Saved entries
..........

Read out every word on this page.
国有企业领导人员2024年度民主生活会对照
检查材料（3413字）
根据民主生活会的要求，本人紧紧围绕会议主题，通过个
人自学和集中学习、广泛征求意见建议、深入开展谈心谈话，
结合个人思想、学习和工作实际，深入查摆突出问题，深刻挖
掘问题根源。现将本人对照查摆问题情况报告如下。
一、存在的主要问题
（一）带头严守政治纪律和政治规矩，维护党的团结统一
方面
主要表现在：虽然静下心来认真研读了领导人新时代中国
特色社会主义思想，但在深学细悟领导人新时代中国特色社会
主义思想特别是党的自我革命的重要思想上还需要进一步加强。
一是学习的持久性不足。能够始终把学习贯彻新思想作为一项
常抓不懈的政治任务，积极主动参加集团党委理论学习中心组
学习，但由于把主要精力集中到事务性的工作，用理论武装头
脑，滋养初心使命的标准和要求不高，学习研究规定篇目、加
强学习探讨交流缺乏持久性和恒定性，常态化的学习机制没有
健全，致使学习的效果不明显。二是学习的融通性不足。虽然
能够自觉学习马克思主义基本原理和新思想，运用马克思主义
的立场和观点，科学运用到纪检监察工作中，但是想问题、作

..........

Reproduce the complete set of lines precisely as supplied.

Read out every word on this page.
国有企业领导人员2024年度民主生活会对照
检查材料（3413字）
根据民主生活会的要求，本人紧紧围绕会议主题，通过个
人自学和集中学习、广泛征求意见建议、深入开展谈心谈话，
结合个人思想、学习和工作实际，深入查摆突出问题，深刻挖
掘问题根源。现将本人对照查摆问题情况报告如下。
一、存在的主要问题
（一）带头严守政治纪律和政治规矩，维护党的团结统一
方面
主要表现在：虽然静下心来认真研读了领导人新时代中国
特色社会主义思想，但在深学细悟领导人新时代中国特色社会
主义思想特别是党的自我革命的重要思想上还需要进一步加强。
一是学习的持久性不足。能够始终把学习贯彻新思想作为一项
常抓不懈的政治任务，积极主动参加集团党委理论学习中心组
学习，但由于把主要精力集中到事务性的工作，用理论武装头
脑，滋养初心使命的标准和要求不高，学习研究规定篇目、加
强学习探讨交流缺乏持久性和恒定性，常态化的学习机制没有
健全，致使学习的效果不明显。二是学习的融通性不足。虽然
能够自觉学习马克思主义基本原理和新思想，运用马克思主义
的立场和观点，科学运用到纪检监察工作中，但是想问题、作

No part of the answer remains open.